### REQUIREMENTS
Lines containing the word "production" should be extracted in full.

-- Start of GIVEN DATA --

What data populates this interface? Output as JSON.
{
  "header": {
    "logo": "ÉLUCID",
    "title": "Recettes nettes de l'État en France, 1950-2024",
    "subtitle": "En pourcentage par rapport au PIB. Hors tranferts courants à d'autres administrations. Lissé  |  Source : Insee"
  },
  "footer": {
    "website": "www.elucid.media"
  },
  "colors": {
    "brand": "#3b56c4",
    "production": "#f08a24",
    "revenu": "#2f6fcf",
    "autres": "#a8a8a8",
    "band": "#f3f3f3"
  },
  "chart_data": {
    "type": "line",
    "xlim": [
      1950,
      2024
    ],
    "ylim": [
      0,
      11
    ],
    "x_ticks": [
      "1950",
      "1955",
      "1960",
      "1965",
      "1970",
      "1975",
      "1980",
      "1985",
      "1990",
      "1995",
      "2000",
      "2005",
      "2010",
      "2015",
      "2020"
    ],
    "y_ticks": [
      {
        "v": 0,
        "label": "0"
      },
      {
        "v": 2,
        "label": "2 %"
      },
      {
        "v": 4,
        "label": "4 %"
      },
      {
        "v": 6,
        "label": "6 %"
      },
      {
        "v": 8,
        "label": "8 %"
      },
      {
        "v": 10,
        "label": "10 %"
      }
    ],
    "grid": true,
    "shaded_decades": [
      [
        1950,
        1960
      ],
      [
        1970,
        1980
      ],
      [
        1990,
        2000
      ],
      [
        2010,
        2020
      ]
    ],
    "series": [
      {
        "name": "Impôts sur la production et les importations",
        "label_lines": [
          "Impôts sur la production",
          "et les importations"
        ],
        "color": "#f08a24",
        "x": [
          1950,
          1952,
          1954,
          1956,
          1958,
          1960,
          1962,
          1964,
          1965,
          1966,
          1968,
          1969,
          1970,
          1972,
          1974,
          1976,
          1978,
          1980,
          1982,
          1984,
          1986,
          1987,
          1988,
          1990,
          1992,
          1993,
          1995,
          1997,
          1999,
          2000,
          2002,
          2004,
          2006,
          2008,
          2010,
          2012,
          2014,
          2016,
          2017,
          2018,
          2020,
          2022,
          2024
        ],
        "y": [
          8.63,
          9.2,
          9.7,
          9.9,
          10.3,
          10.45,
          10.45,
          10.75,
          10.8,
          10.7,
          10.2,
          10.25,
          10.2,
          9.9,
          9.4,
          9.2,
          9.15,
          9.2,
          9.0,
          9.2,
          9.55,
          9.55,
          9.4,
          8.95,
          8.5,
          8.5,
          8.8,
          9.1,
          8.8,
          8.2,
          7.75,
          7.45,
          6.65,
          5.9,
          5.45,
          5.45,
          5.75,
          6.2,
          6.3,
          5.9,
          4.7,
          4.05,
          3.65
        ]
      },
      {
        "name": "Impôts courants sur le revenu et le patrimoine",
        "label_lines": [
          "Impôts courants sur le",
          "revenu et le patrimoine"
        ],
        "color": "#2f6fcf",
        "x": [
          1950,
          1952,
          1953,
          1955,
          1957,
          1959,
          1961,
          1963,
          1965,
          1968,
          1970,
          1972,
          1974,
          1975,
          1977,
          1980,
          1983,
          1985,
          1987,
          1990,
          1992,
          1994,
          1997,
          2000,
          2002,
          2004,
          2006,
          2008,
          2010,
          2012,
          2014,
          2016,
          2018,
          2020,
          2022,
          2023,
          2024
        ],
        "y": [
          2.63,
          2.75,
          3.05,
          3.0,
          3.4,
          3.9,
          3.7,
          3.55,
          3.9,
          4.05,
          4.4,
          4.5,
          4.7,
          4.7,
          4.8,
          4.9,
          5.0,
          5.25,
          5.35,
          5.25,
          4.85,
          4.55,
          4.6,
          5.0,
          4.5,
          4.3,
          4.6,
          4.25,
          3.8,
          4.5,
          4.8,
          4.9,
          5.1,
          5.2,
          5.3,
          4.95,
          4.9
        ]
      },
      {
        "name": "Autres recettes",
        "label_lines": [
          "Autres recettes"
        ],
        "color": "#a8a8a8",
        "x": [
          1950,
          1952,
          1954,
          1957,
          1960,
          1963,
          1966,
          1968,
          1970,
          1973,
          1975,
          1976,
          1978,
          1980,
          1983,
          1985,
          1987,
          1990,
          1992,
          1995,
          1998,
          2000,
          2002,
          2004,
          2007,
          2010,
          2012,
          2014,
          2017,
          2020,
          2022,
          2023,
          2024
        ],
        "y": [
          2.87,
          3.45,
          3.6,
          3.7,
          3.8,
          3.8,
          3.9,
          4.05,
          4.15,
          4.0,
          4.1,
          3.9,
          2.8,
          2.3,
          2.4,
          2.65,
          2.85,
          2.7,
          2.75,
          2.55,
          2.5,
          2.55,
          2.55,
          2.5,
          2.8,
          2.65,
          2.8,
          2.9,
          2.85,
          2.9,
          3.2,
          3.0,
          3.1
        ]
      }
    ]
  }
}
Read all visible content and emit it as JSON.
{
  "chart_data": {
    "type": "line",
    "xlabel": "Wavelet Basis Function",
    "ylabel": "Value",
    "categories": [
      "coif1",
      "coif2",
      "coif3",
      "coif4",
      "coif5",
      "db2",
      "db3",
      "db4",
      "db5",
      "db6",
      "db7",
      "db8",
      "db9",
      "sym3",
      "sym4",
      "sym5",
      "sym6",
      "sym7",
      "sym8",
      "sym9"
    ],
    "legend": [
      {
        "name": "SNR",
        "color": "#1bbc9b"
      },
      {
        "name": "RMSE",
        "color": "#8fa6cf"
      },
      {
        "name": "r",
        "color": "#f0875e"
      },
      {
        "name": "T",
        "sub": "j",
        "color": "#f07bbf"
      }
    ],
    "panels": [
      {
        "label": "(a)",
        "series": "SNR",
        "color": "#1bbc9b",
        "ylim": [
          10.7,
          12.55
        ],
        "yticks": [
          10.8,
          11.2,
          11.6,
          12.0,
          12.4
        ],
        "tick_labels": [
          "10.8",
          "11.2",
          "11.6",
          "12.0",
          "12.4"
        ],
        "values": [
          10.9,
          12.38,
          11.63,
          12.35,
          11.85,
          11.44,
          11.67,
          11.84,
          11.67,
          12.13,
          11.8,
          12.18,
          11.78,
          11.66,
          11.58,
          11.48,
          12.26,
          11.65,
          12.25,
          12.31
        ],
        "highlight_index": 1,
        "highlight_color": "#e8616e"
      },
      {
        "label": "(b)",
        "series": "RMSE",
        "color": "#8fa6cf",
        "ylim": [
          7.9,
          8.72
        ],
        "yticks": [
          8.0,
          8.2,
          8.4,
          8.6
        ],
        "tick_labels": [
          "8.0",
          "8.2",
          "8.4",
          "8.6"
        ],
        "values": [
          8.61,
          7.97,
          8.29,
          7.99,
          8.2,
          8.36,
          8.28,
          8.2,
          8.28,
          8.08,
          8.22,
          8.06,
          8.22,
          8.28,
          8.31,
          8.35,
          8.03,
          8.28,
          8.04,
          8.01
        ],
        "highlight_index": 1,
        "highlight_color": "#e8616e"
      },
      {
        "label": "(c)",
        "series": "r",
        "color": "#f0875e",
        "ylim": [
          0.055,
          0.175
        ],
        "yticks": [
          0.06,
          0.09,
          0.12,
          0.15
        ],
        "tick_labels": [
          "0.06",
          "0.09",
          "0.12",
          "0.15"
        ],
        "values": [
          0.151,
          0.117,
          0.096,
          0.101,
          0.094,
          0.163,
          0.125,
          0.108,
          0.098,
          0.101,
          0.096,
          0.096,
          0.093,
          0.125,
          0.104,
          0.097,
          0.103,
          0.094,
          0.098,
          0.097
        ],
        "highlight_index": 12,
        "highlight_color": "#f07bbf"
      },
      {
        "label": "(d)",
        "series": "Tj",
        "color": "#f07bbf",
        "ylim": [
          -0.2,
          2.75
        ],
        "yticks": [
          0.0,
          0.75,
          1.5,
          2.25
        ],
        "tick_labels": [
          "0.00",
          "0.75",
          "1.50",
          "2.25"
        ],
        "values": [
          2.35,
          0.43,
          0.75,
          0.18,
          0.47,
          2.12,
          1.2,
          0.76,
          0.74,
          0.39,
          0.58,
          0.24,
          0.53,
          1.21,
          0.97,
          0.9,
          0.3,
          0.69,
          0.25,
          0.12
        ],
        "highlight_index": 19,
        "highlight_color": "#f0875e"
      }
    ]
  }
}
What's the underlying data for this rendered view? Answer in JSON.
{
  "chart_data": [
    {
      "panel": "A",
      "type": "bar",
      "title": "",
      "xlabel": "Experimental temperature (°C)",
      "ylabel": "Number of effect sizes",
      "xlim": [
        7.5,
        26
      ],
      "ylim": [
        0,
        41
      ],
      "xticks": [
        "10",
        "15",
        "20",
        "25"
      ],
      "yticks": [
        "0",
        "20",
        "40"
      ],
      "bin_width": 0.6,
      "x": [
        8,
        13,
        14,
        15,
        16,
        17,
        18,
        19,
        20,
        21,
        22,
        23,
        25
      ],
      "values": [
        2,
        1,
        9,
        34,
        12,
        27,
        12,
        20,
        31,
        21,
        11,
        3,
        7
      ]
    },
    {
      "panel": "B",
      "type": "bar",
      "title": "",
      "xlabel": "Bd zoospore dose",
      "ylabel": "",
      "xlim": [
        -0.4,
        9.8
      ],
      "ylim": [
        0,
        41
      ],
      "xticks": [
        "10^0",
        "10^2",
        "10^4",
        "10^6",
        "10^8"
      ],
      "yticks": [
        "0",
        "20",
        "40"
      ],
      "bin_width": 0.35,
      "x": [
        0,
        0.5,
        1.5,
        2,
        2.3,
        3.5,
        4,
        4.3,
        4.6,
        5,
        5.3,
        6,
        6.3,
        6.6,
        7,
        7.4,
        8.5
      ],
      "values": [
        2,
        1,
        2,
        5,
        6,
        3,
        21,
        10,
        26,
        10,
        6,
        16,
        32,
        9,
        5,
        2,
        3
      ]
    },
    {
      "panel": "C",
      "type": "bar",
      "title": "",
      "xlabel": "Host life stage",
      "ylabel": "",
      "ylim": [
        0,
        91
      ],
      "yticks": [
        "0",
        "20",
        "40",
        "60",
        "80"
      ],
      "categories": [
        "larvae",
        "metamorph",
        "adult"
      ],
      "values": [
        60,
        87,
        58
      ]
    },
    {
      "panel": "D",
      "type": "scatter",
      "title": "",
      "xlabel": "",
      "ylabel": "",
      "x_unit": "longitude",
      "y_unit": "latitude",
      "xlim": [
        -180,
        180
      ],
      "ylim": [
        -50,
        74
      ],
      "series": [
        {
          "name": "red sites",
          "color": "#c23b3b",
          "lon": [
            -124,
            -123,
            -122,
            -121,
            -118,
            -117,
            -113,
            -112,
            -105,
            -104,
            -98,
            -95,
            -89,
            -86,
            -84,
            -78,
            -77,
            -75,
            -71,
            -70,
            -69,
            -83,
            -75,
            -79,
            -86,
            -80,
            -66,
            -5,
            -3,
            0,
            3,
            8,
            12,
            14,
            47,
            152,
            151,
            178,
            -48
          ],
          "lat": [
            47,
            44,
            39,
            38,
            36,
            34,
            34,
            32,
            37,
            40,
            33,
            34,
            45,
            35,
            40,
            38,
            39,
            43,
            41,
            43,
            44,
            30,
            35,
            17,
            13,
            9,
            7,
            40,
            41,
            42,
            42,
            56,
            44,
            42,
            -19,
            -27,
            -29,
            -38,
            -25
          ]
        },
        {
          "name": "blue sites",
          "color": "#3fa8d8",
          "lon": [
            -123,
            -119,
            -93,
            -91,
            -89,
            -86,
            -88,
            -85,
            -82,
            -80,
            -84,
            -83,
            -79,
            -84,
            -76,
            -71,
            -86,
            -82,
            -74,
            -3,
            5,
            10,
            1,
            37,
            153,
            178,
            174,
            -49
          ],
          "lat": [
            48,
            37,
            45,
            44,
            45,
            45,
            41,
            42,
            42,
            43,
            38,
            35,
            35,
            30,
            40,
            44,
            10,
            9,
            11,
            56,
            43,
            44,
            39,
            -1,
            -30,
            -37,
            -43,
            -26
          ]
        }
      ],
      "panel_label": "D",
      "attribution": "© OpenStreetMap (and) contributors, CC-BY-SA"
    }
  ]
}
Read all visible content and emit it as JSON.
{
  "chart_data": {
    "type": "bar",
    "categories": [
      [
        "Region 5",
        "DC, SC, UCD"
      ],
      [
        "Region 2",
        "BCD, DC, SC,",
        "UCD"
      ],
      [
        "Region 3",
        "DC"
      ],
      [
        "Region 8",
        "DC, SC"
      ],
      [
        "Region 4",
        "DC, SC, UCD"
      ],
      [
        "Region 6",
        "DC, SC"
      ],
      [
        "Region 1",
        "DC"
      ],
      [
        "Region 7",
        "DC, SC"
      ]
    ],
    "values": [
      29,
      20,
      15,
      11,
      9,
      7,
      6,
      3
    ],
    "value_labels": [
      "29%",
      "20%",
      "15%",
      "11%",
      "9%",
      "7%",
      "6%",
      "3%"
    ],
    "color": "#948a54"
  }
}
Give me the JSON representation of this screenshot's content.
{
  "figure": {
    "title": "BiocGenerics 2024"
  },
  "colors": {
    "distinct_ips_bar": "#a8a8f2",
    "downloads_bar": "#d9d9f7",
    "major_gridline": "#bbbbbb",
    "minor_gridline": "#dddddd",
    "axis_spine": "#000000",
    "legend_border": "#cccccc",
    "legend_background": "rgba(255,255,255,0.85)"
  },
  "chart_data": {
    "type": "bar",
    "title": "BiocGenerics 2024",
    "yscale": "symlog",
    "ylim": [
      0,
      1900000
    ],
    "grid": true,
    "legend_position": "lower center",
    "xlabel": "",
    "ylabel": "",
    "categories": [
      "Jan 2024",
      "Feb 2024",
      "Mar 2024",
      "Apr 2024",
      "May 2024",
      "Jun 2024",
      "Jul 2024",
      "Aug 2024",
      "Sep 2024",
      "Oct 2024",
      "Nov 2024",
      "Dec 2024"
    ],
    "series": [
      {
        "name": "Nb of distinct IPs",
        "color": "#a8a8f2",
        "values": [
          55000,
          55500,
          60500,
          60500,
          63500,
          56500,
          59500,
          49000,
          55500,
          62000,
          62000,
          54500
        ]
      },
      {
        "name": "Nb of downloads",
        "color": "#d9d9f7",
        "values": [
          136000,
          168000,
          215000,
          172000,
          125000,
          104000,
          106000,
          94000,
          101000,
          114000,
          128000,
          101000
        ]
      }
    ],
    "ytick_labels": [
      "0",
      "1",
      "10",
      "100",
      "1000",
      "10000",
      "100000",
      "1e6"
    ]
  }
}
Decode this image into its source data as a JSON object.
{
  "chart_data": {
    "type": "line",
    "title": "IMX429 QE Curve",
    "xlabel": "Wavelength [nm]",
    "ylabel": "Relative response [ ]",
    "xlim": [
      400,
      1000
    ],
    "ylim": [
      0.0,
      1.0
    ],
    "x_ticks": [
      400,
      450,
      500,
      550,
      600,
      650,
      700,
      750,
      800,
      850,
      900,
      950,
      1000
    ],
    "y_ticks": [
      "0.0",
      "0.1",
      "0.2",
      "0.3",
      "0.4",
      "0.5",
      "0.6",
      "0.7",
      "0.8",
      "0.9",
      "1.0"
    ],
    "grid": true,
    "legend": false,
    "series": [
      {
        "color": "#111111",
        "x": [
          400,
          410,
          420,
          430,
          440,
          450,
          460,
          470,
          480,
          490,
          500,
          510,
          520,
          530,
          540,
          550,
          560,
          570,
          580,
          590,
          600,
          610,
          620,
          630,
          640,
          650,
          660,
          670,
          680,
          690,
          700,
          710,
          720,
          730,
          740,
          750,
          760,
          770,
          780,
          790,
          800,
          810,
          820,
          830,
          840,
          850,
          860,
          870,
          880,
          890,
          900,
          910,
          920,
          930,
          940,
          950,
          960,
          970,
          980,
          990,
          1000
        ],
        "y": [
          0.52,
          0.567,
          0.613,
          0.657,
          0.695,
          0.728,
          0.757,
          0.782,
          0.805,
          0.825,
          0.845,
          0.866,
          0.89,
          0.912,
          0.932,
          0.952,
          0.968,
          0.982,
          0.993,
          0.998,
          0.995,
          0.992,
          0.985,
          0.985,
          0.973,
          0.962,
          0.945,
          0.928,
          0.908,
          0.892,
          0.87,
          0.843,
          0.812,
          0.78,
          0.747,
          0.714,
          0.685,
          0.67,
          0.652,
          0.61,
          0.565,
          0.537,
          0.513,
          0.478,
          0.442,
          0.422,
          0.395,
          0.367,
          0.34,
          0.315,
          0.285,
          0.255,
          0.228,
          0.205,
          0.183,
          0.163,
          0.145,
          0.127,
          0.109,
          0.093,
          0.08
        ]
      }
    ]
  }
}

-- End of GIVEN DATA --

### TASK SOLUTION
    "production": "#f08a24",
        "name": "Impôts sur la production et les importations",
          "Impôts sur la production",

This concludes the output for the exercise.